━━━ MATERIAL PROVIDED ━━━
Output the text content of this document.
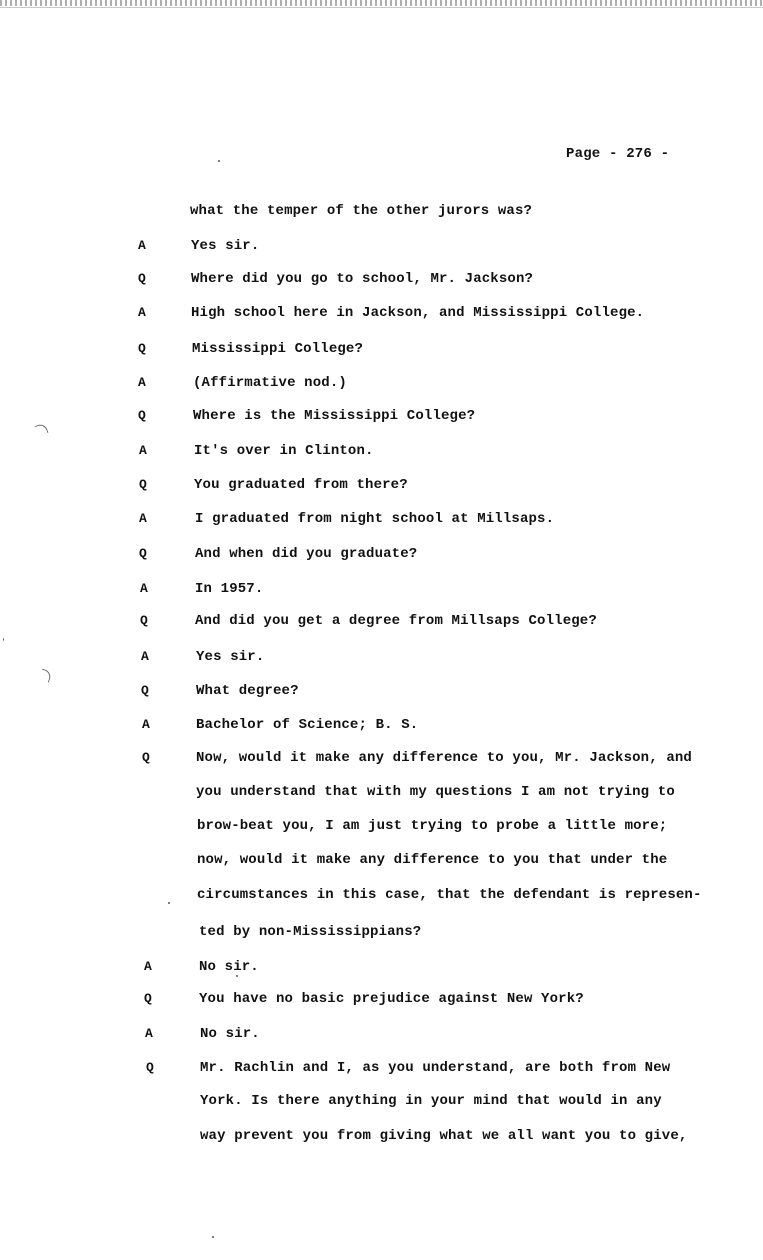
Page - 276 -
what the temper of the other jurors was?
A	Yes sir.
Q	Where did you go to school, Mr. Jackson?
A	High school here in Jackson, and Mississippi College.
Q	Mississippi College?
A	(Affirmative nod.)
Q	Where is the Mississippi College?
A	It's over in Clinton.
Q	You graduated from there?
A	I graduated from night school at Millsaps.
Q	And when did you graduate?
A	In 1957.
Q	And did you get a degree from Millsaps College?
A	Yes sir.
Q	What degree?
A	Bachelor of Science; B. S.
Q	Now, would it make any difference to you, Mr. Jackson, and
you understand that with my questions I am not trying to
brow-beat you, I am just trying to probe a little more;
now, would it make any difference to you that under the
circumstances in this case, that the defendant is represen-
ted by non-Mississippians?
A	No sir.
Q	You have no basic prejudice against New York?
A	No sir.
Q	Mr. Rachlin and I, as you understand, are both from New
York. Is there anything in your mind that would in any
way prevent you from giving what we all want you to give,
━━━
WHAT TO DO | All the lines above are to be reproduced exactly, except the pictures.

SOLUTION TO THIS PROBLEM |
Output the text content of this document.
Page - 276 -
what the temper of the other jurors was?
A	Yes sir.
Q	Where did you go to school, Mr. Jackson?
A	High school here in Jackson, and Mississippi College.
Q	Mississippi College?
A	(Affirmative nod.)
Q	Where is the Mississippi College?
A	It's over in Clinton.
Q	You graduated from there?
A	I graduated from night school at Millsaps.
Q	And when did you graduate?
A	In 1957.
Q	And did you get a degree from Millsaps College?
A	Yes sir.
Q	What degree?
A	Bachelor of Science; B. S.
Q	Now, would it make any difference to you, Mr. Jackson, and
you understand that with my questions I am not trying to
brow-beat you, I am just trying to probe a little more;
now, would it make any difference to you that under the
circumstances in this case, that the defendant is represen-
ted by non-Mississippians?
A	No sir.
Q	You have no basic prejudice against New York?
A	No sir.
Q	Mr. Rachlin and I, as you understand, are both from New
York. Is there anything in your mind that would in any
way prevent you from giving what we all want you to give,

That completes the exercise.